● AIM: Leave out the pictures, then reproduce the rest of the material exactly.

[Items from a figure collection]

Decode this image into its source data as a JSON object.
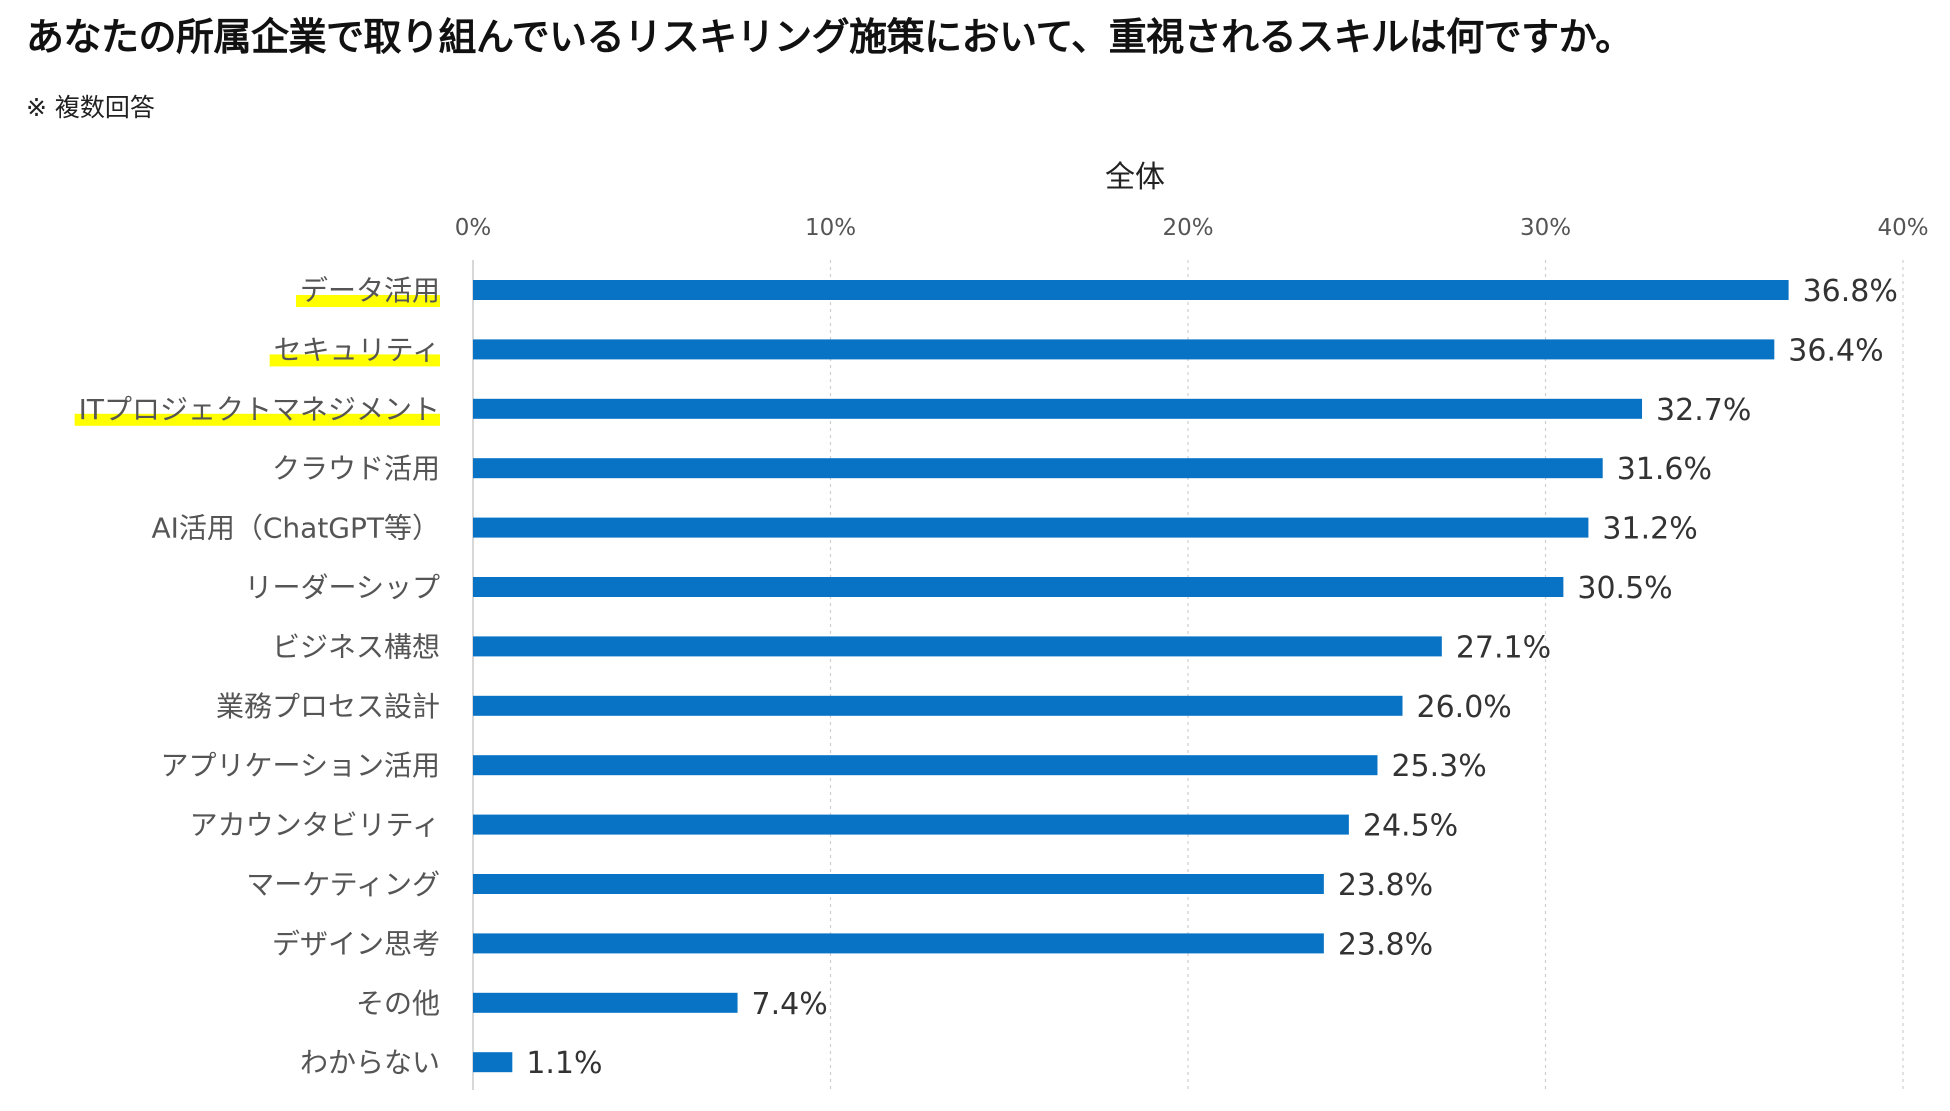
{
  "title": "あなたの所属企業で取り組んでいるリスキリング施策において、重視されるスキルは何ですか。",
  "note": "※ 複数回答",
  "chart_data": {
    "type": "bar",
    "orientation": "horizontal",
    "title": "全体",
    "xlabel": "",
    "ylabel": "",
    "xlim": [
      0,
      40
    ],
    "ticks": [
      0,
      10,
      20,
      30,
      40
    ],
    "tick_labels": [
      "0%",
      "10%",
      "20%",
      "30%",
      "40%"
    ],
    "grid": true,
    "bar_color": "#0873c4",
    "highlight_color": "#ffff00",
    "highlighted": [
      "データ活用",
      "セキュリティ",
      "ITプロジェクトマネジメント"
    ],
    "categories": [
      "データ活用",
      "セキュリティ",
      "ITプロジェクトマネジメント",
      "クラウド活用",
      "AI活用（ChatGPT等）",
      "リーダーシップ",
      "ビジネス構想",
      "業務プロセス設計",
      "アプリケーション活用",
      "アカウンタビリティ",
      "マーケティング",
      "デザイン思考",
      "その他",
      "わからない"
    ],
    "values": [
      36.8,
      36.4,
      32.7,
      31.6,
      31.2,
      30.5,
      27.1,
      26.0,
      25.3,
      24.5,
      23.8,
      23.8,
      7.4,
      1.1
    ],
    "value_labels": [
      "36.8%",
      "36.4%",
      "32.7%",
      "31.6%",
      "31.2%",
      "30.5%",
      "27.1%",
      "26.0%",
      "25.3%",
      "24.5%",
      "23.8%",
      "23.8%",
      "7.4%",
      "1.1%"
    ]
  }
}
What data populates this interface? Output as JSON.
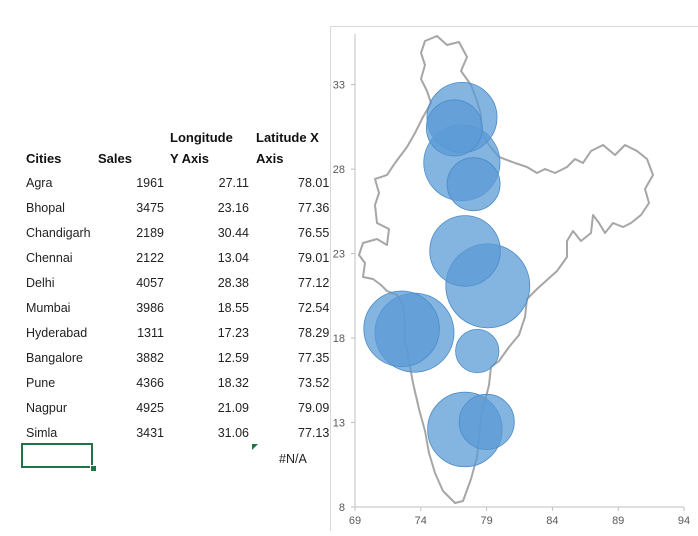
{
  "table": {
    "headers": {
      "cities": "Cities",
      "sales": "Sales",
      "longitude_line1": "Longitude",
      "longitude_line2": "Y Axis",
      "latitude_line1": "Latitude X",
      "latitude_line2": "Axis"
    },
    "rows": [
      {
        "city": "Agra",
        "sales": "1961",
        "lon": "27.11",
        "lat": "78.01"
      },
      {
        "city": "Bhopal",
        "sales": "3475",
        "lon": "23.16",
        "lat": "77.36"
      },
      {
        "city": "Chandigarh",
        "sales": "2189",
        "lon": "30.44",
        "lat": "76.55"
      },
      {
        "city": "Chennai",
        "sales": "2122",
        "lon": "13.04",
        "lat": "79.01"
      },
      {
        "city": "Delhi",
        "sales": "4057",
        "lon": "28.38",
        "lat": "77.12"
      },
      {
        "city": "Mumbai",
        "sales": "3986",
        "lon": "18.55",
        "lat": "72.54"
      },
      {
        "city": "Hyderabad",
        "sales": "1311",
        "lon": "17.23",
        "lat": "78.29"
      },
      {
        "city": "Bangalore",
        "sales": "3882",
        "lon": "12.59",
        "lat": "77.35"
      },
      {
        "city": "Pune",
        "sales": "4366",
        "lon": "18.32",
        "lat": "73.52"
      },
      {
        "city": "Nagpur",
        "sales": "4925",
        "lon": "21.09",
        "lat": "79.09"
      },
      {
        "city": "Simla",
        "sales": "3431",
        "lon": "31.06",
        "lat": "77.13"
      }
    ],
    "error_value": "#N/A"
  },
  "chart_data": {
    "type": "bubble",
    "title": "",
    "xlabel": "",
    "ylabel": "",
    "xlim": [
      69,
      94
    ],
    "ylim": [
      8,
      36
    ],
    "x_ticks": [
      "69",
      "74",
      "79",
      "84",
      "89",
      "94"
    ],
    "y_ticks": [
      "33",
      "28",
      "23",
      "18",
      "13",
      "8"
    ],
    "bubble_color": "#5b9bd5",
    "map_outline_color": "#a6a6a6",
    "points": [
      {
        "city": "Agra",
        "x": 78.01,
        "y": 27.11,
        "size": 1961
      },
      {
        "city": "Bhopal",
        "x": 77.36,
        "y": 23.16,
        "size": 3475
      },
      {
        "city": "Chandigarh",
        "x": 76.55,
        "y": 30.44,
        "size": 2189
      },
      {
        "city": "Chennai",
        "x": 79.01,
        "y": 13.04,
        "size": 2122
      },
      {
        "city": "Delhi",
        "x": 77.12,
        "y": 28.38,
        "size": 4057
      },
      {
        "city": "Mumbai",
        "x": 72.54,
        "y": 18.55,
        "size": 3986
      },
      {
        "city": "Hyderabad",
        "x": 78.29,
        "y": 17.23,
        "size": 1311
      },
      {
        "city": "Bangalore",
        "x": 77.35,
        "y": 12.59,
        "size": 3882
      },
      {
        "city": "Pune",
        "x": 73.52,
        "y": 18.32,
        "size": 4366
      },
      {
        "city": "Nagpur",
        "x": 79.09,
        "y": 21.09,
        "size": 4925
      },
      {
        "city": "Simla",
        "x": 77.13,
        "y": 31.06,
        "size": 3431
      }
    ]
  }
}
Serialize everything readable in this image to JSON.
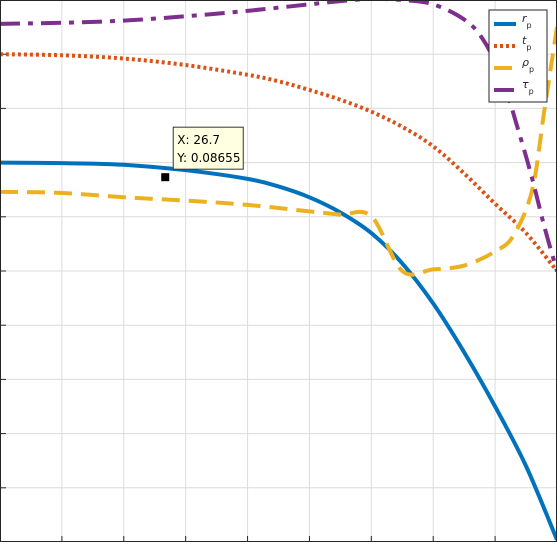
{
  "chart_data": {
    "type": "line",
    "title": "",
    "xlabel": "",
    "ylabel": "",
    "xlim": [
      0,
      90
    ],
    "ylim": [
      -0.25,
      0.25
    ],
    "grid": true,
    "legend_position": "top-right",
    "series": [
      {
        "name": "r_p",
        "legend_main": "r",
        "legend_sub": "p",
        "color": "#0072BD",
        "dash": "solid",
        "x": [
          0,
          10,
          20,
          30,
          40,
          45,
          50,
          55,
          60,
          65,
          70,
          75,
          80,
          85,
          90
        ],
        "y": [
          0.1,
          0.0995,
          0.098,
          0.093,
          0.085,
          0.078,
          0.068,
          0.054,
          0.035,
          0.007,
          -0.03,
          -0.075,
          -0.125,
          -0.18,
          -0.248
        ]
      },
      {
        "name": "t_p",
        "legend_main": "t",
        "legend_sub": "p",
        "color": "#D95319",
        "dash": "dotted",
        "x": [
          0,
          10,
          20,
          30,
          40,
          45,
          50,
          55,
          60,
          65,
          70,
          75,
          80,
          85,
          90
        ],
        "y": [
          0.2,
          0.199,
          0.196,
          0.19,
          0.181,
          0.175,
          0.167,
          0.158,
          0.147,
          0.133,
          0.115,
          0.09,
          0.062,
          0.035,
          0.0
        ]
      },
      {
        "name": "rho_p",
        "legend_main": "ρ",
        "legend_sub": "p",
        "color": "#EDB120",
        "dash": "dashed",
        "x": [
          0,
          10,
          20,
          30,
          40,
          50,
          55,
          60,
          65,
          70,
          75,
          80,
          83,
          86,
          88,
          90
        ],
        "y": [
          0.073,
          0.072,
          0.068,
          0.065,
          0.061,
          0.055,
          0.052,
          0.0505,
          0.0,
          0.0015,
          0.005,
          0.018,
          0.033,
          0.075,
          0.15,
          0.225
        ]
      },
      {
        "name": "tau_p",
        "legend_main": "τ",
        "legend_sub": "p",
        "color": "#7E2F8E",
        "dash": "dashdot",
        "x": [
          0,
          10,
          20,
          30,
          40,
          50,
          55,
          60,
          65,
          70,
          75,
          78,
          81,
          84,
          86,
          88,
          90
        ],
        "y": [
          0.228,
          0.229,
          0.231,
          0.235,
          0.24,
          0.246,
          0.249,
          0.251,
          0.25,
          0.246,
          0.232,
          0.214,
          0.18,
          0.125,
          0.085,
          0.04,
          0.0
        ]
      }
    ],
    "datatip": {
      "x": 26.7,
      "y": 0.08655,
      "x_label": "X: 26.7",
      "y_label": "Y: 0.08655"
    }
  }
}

● FULL SOLUTION:
Decode this image into its source data as a JSON object.
{
  "title": "あなたの所属企業で取り組んでいるリスキリング施策において、重視されるスキルは何ですか。",
  "note": "※ 複数回答",
  "chart_data": {
    "type": "bar",
    "orientation": "horizontal",
    "title": "全体",
    "xlabel": "",
    "ylabel": "",
    "xlim": [
      0,
      40
    ],
    "ticks": [
      0,
      10,
      20,
      30,
      40
    ],
    "tick_labels": [
      "0%",
      "10%",
      "20%",
      "30%",
      "40%"
    ],
    "grid": true,
    "bar_color": "#0873c4",
    "highlight_color": "#ffff00",
    "highlighted": [
      "データ活用",
      "セキュリティ",
      "ITプロジェクトマネジメント"
    ],
    "categories": [
      "データ活用",
      "セキュリティ",
      "ITプロジェクトマネジメント",
      "クラウド活用",
      "AI活用（ChatGPT等）",
      "リーダーシップ",
      "ビジネス構想",
      "業務プロセス設計",
      "アプリケーション活用",
      "アカウンタビリティ",
      "マーケティング",
      "デザイン思考",
      "その他",
      "わからない"
    ],
    "values": [
      36.8,
      36.4,
      32.7,
      31.6,
      31.2,
      30.5,
      27.1,
      26.0,
      25.3,
      24.5,
      23.8,
      23.8,
      7.4,
      1.1
    ],
    "value_labels": [
      "36.8%",
      "36.4%",
      "32.7%",
      "31.6%",
      "31.2%",
      "30.5%",
      "27.1%",
      "26.0%",
      "25.3%",
      "24.5%",
      "23.8%",
      "23.8%",
      "7.4%",
      "1.1%"
    ]
  }
}
What data populates this interface? Output as JSON.
{
  "table": {
    "headers": {
      "cities": "Cities",
      "sales": "Sales",
      "longitude_line1": "Longitude",
      "longitude_line2": "Y Axis",
      "latitude_line1": "Latitude X",
      "latitude_line2": "Axis"
    },
    "rows": [
      {
        "city": "Agra",
        "sales": "1961",
        "lon": "27.11",
        "lat": "78.01"
      },
      {
        "city": "Bhopal",
        "sales": "3475",
        "lon": "23.16",
        "lat": "77.36"
      },
      {
        "city": "Chandigarh",
        "sales": "2189",
        "lon": "30.44",
        "lat": "76.55"
      },
      {
        "city": "Chennai",
        "sales": "2122",
        "lon": "13.04",
        "lat": "79.01"
      },
      {
        "city": "Delhi",
        "sales": "4057",
        "lon": "28.38",
        "lat": "77.12"
      },
      {
        "city": "Mumbai",
        "sales": "3986",
        "lon": "18.55",
        "lat": "72.54"
      },
      {
        "city": "Hyderabad",
        "sales": "1311",
        "lon": "17.23",
        "lat": "78.29"
      },
      {
        "city": "Bangalore",
        "sales": "3882",
        "lon": "12.59",
        "lat": "77.35"
      },
      {
        "city": "Pune",
        "sales": "4366",
        "lon": "18.32",
        "lat": "73.52"
      },
      {
        "city": "Nagpur",
        "sales": "4925",
        "lon": "21.09",
        "lat": "79.09"
      },
      {
        "city": "Simla",
        "sales": "3431",
        "lon": "31.06",
        "lat": "77.13"
      }
    ],
    "error_value": "#N/A"
  },
  "chart_data": {
    "type": "bubble",
    "title": "",
    "xlabel": "",
    "ylabel": "",
    "xlim": [
      69,
      94
    ],
    "ylim": [
      8,
      36
    ],
    "x_ticks": [
      "69",
      "74",
      "79",
      "84",
      "89",
      "94"
    ],
    "y_ticks": [
      "33",
      "28",
      "23",
      "18",
      "13",
      "8"
    ],
    "bubble_color": "#5b9bd5",
    "map_outline_color": "#a6a6a6",
    "points": [
      {
        "city": "Agra",
        "x": 78.01,
        "y": 27.11,
        "size": 1961
      },
      {
        "city": "Bhopal",
        "x": 77.36,
        "y": 23.16,
        "size": 3475
      },
      {
        "city": "Chandigarh",
        "x": 76.55,
        "y": 30.44,
        "size": 2189
      },
      {
        "city": "Chennai",
        "x": 79.01,
        "y": 13.04,
        "size": 2122
      },
      {
        "city": "Delhi",
        "x": 77.12,
        "y": 28.38,
        "size": 4057
      },
      {
        "city": "Mumbai",
        "x": 72.54,
        "y": 18.55,
        "size": 3986
      },
      {
        "city": "Hyderabad",
        "x": 78.29,
        "y": 17.23,
        "size": 1311
      },
      {
        "city": "Bangalore",
        "x": 77.35,
        "y": 12.59,
        "size": 3882
      },
      {
        "city": "Pune",
        "x": 73.52,
        "y": 18.32,
        "size": 4366
      },
      {
        "city": "Nagpur",
        "x": 79.09,
        "y": 21.09,
        "size": 4925
      },
      {
        "city": "Simla",
        "x": 77.13,
        "y": 31.06,
        "size": 3431
      }
    ]
  }
}
Serialize everything readable in this image to JSON.
{
  "chart_data": {
    "type": "line",
    "title": "",
    "xlabel": "",
    "ylabel": "",
    "xlim": [
      0,
      90
    ],
    "ylim": [
      -0.25,
      0.25
    ],
    "grid": true,
    "legend_position": "top-right",
    "series": [
      {
        "name": "r_p",
        "legend_main": "r",
        "legend_sub": "p",
        "color": "#0072BD",
        "dash": "solid",
        "x": [
          0,
          10,
          20,
          30,
          40,
          45,
          50,
          55,
          60,
          65,
          70,
          75,
          80,
          85,
          90
        ],
        "y": [
          0.1,
          0.0995,
          0.098,
          0.093,
          0.085,
          0.078,
          0.068,
          0.054,
          0.035,
          0.007,
          -0.03,
          -0.075,
          -0.125,
          -0.18,
          -0.248
        ]
      },
      {
        "name": "t_p",
        "legend_main": "t",
        "legend_sub": "p",
        "color": "#D95319",
        "dash": "dotted",
        "x": [
          0,
          10,
          20,
          30,
          40,
          45,
          50,
          55,
          60,
          65,
          70,
          75,
          80,
          85,
          90
        ],
        "y": [
          0.2,
          0.199,
          0.196,
          0.19,
          0.181,
          0.175,
          0.167,
          0.158,
          0.147,
          0.133,
          0.115,
          0.09,
          0.062,
          0.035,
          0.0
        ]
      },
      {
        "name": "rho_p",
        "legend_main": "ρ",
        "legend_sub": "p",
        "color": "#EDB120",
        "dash": "dashed",
        "x": [
          0,
          10,
          20,
          30,
          40,
          50,
          55,
          60,
          65,
          70,
          75,
          80,
          83,
          86,
          88,
          90
        ],
        "y": [
          0.073,
          0.072,
          0.068,
          0.065,
          0.061,
          0.055,
          0.052,
          0.0505,
          0.0,
          0.0015,
          0.005,
          0.018,
          0.033,
          0.075,
          0.15,
          0.225
        ]
      },
      {
        "name": "tau_p",
        "legend_main": "τ",
        "legend_sub": "p",
        "color": "#7E2F8E",
        "dash": "dashdot",
        "x": [
          0,
          10,
          20,
          30,
          40,
          50,
          55,
          60,
          65,
          70,
          75,
          78,
          81,
          84,
          86,
          88,
          90
        ],
        "y": [
          0.228,
          0.229,
          0.231,
          0.235,
          0.24,
          0.246,
          0.249,
          0.251,
          0.25,
          0.246,
          0.232,
          0.214,
          0.18,
          0.125,
          0.085,
          0.04,
          0.0
        ]
      }
    ],
    "datatip": {
      "x": 26.7,
      "y": 0.08655,
      "x_label": "X: 26.7",
      "y_label": "Y: 0.08655"
    }
  }
}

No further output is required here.